Spin’s launch is part of a pilot program from the Seattle Department of Transportation (SDOT) that regulates private bike-share companies’ operations within the city, including safety rules and fleet-size regulations.
Spin is trying to get their first 500 bikes—the maximum allowed by SDOT’s pilot program—out on Seattle streets today. Another company, San Mateo-based LimeBike, also had their permit approved today. They’re putting their bright green bikes out on the street over the course of this week.
Spin’s bright orange bikes feature an onboard GPS with cellular modem; 26-inch, solid-foam tires; three-speed internal hubs, geared low-ish; a dynamo-hub-driven LED front light; adjustable-height seats; a front basket; and fenders. The bikes cost $1 for a 30-minute ride.

====================

§ **Work to complete**:
a) In the passage on Spin's Seattle bike-share launch, rewrite the part starting at "Spin’s launch is" and ending at "and fleet-size regulations.", replacing "pilot program" with "trial program".
b) Carry on the passage about Spin's Seattle bike-share launch from its final sentence.
The records that come next were taken from a separate source.

[Item position entries]
====================

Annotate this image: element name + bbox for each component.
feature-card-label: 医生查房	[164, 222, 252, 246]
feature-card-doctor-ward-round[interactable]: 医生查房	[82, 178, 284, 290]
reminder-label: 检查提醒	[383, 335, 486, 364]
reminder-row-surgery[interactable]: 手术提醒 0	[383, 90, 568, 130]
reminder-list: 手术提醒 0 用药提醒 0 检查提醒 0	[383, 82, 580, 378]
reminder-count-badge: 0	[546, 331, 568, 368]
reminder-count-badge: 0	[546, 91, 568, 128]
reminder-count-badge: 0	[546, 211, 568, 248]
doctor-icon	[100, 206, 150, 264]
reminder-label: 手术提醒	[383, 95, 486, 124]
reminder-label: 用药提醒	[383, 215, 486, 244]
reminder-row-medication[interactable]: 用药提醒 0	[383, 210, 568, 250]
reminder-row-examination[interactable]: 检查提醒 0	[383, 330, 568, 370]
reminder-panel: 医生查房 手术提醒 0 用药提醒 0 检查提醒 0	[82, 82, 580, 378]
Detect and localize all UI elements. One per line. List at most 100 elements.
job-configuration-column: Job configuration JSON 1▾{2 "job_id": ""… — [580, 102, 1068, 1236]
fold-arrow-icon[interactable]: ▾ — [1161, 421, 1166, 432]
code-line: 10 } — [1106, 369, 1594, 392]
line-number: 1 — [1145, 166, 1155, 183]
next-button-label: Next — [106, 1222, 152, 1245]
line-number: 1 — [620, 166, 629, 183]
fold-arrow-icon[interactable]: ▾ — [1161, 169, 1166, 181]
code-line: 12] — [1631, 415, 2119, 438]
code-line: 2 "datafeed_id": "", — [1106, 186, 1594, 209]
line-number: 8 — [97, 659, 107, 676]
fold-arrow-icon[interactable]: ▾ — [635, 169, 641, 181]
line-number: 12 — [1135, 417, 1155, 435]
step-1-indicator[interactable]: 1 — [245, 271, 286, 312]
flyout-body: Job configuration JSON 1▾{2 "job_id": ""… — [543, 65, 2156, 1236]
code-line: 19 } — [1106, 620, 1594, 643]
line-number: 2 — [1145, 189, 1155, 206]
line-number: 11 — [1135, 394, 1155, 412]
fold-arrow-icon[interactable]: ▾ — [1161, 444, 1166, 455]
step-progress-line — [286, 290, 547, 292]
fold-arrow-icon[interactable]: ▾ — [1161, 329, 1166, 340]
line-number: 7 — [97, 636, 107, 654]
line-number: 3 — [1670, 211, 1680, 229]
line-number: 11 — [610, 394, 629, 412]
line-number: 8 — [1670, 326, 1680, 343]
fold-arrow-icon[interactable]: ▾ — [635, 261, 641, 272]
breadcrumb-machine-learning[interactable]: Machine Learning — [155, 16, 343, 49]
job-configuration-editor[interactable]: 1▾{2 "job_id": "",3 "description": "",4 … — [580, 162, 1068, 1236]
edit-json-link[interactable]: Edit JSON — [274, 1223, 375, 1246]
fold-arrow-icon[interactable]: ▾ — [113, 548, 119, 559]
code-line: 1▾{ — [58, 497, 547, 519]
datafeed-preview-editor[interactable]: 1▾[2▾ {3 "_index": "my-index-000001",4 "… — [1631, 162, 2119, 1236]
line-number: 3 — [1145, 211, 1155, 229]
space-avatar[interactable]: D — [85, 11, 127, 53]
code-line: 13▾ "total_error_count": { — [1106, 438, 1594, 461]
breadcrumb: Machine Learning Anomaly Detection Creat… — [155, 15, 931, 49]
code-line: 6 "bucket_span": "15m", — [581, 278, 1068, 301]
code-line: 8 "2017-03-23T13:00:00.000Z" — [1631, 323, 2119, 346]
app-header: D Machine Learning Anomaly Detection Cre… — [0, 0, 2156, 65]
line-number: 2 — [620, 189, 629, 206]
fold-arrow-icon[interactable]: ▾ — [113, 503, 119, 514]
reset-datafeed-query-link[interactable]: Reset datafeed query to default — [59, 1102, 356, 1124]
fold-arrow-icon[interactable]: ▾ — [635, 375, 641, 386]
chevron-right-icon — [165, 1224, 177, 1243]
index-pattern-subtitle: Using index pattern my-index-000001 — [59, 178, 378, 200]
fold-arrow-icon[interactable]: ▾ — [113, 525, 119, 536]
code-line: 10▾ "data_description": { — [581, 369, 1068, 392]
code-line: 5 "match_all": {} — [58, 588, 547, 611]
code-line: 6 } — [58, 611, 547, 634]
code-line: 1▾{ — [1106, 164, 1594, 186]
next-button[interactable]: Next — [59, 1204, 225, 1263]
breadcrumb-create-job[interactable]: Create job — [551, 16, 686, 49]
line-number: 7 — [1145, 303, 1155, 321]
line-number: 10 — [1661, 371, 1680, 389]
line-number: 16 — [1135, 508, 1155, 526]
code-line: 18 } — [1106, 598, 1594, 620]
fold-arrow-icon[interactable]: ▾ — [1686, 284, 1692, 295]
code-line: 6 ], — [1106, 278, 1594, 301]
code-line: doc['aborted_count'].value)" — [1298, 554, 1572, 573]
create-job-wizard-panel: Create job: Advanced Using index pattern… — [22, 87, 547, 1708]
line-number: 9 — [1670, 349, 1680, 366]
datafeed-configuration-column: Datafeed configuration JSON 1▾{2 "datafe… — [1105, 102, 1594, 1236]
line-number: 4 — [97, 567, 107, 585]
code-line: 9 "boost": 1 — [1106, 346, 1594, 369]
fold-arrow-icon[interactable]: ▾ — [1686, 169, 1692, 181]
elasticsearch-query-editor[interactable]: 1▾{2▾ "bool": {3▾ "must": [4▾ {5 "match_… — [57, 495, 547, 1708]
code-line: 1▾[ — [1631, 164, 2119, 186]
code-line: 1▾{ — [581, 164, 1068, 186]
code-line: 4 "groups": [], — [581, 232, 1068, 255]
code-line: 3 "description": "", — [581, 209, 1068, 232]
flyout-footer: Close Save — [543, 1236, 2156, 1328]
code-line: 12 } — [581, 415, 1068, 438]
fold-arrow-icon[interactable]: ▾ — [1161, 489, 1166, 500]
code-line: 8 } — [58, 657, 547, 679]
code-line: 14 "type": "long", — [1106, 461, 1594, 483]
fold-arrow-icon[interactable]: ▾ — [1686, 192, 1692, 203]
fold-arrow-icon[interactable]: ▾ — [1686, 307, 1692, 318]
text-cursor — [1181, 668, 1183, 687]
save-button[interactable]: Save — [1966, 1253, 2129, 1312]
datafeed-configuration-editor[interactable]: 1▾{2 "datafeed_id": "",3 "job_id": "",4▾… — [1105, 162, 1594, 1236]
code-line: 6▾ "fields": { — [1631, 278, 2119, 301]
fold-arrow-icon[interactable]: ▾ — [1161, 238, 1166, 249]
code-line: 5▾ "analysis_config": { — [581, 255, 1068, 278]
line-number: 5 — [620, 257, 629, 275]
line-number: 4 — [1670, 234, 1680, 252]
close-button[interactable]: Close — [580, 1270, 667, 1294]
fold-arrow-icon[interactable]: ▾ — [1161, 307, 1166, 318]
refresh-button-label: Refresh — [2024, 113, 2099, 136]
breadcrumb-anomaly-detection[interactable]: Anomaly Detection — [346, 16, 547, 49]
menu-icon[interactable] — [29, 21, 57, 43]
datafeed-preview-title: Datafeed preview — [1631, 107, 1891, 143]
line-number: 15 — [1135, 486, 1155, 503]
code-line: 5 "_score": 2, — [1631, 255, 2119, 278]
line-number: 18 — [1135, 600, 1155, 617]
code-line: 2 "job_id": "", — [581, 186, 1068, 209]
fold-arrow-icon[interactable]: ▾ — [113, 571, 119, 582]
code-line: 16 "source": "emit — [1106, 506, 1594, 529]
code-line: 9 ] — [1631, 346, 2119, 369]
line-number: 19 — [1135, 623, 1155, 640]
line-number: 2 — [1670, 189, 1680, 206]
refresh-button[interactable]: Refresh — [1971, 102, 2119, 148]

====================

§ **Responses in order**:
a)
Spin’s launch is part of a trial program from the Seattle Department of Transportation (SDOT) that regulates private bike-share companies’ operations within the city, including safety rules and fleet-size regulations.

b)
While it’s still illegal to ride a bike in King County without a helmet, the city won’t require Spin or other companies to provide the helmet. They just have tell riders that it’s the law.
Unlike Pronto—but like many other companies vying for Seattle’s cyclists right now—Spin operates on a dockless system. Riders unlock the bike using an app, and when they’re done, they park the bike in an authorized location. Per SDOT, that means, for the most part, the landscape-and-furniture zone of the parking lot between main pedestrian thoroughfare and the curb, with some exceptions.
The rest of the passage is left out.